— Begin Given data —

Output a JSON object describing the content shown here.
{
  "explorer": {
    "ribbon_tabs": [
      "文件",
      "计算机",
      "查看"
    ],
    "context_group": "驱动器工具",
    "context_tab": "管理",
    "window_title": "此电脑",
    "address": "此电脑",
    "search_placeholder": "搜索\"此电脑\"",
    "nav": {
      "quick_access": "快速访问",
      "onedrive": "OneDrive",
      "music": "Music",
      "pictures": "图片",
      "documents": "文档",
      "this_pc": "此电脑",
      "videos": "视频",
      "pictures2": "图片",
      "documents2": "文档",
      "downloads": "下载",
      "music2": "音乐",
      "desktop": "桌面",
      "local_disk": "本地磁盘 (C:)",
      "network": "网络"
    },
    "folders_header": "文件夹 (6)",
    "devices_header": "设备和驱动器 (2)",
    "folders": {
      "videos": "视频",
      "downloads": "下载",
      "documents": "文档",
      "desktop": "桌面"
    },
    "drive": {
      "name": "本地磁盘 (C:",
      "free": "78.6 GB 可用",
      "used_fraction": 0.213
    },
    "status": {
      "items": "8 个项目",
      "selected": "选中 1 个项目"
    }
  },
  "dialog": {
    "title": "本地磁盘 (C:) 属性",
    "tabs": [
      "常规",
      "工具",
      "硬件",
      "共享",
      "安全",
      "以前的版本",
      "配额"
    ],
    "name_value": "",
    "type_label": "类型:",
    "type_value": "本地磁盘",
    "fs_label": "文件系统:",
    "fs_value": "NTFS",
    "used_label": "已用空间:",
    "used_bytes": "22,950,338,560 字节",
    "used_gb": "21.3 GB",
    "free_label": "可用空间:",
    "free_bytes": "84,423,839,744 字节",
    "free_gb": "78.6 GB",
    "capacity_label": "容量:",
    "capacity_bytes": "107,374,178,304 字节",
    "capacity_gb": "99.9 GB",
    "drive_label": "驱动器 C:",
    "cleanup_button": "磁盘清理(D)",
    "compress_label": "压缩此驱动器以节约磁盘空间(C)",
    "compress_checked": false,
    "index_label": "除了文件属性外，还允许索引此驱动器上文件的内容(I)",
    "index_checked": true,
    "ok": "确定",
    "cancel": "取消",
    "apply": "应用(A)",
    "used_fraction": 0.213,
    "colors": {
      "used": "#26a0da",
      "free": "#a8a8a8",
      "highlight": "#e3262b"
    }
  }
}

— End Given data —
— Begin Given data —

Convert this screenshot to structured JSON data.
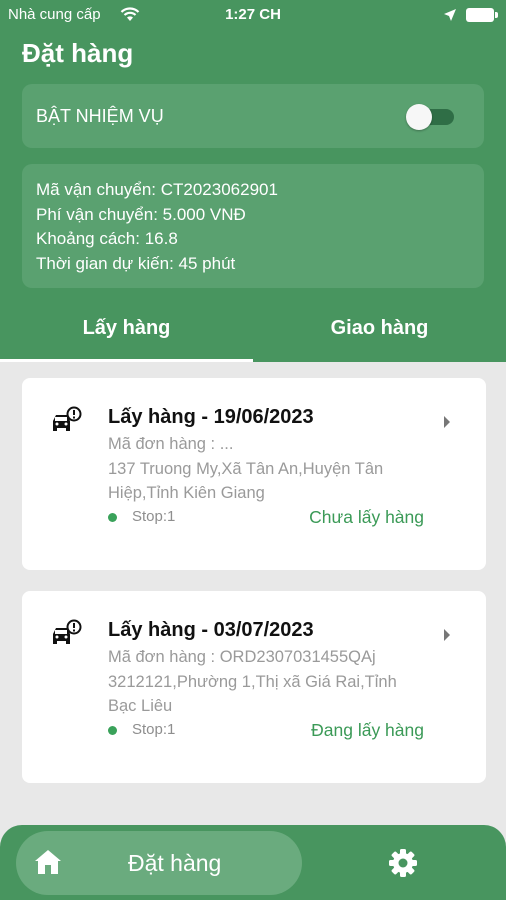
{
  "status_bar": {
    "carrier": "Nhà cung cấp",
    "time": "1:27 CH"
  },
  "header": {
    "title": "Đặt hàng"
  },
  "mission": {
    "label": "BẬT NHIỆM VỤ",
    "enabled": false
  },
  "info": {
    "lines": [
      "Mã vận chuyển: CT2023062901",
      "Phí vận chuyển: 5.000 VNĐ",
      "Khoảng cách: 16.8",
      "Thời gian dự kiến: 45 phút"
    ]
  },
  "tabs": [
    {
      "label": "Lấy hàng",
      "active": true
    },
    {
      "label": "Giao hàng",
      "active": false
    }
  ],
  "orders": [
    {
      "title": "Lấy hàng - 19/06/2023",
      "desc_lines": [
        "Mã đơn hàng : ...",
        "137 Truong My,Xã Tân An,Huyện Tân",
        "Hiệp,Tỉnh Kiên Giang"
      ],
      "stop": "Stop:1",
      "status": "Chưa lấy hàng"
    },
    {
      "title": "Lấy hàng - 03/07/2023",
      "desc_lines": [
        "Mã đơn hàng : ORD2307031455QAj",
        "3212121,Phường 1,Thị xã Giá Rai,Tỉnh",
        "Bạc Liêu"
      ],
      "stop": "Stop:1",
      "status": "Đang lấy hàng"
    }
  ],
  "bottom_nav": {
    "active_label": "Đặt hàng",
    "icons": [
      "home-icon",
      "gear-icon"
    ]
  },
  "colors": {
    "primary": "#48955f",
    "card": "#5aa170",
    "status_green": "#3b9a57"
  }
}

— End Given data —
— Begin Given data —

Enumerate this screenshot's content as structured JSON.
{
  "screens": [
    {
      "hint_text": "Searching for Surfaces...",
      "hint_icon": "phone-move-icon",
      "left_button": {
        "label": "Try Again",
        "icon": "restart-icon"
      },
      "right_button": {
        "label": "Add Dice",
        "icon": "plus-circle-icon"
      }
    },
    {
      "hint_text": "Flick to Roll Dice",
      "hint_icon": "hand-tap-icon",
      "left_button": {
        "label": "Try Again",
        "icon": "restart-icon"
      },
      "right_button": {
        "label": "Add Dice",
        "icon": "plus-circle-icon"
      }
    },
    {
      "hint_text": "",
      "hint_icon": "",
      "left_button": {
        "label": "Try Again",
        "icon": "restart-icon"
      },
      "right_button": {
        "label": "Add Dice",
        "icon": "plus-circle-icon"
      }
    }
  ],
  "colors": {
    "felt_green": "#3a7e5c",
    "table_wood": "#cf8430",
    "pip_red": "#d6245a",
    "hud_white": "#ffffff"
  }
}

— End Given data —

**Task description:** What is the number of lines in this material that hold the string "Tỉnh"? Answer with that number only.

**In response:** 2